Directive
Each line of the listing must be transcribed exactly, except for the images, which should be excluded.

Stored data

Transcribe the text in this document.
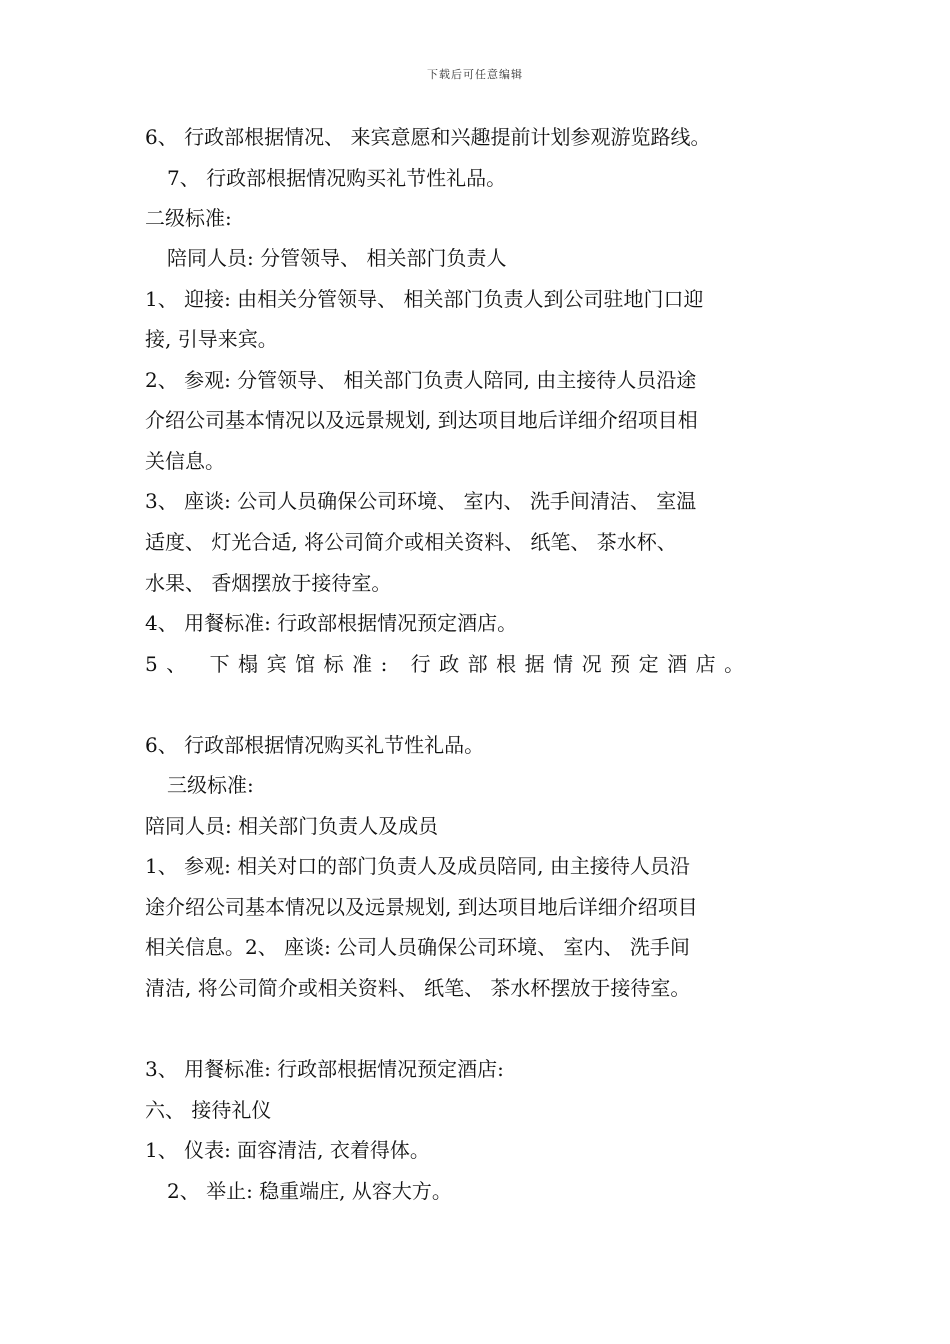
下载后可任意编辑
6、 行政部根据情况、 来宾意愿和兴趣提前计划参观游览路线。
7、 行政部根据情况购买礼节性礼品。
二级标准:
陪同人员: 分管领导、 相关部门负责人
1、 迎接: 由相关分管领导、 相关部门负责人到公司驻地门口迎
接, 引导来宾。
2、 参观: 分管领导、 相关部门负责人陪同, 由主接待人员沿途
介绍公司基本情况以及远景规划, 到达项目地后详细介绍项目相
关信息。
3、 座谈: 公司人员确保公司环境、 室内、 洗手间清洁、 室温
适度、 灯光合适, 将公司简介或相关资料、 纸笔、 茶水杯、
水果、 香烟摆放于接待室。
4、 用餐标准: 行政部根据情况预定酒店。
5、 下榻宾馆标准: 行政部根据情况预定酒店。
6、 行政部根据情况购买礼节性礼品。
三级标准:
陪同人员: 相关部门负责人及成员
1、 参观: 相关对口的部门负责人及成员陪同, 由主接待人员沿
途介绍公司基本情况以及远景规划, 到达项目地后详细介绍项目
相关信息。2、 座谈: 公司人员确保公司环境、 室内、 洗手间
清洁, 将公司简介或相关资料、 纸笔、 茶水杯摆放于接待室。
3、 用餐标准: 行政部根据情况预定酒店:
六、 接待礼仪
1、 仪表: 面容清洁, 衣着得体。
2、 举止: 稳重端庄, 从容大方。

Result
Transcribe the text in this document.
下载后可任意编辑
6、 行政部根据情况、 来宾意愿和兴趣提前计划参观游览路线。
7、 行政部根据情况购买礼节性礼品。
二级标准:
陪同人员: 分管领导、 相关部门负责人
1、 迎接: 由相关分管领导、 相关部门负责人到公司驻地门口迎
接, 引导来宾。
2、 参观: 分管领导、 相关部门负责人陪同, 由主接待人员沿途
介绍公司基本情况以及远景规划, 到达项目地后详细介绍项目相
关信息。
3、 座谈: 公司人员确保公司环境、 室内、 洗手间清洁、 室温
适度、 灯光合适, 将公司简介或相关资料、 纸笔、 茶水杯、
水果、 香烟摆放于接待室。
4、 用餐标准: 行政部根据情况预定酒店。
5、 下榻宾馆标准: 行政部根据情况预定酒店。
6、 行政部根据情况购买礼节性礼品。
三级标准:
陪同人员: 相关部门负责人及成员
1、 参观: 相关对口的部门负责人及成员陪同, 由主接待人员沿
途介绍公司基本情况以及远景规划, 到达项目地后详细介绍项目
相关信息。2、 座谈: 公司人员确保公司环境、 室内、 洗手间
清洁, 将公司简介或相关资料、 纸笔、 茶水杯摆放于接待室。
3、 用餐标准: 行政部根据情况预定酒店:
六、 接待礼仪
1、 仪表: 面容清洁, 衣着得体。
2、 举止: 稳重端庄, 从容大方。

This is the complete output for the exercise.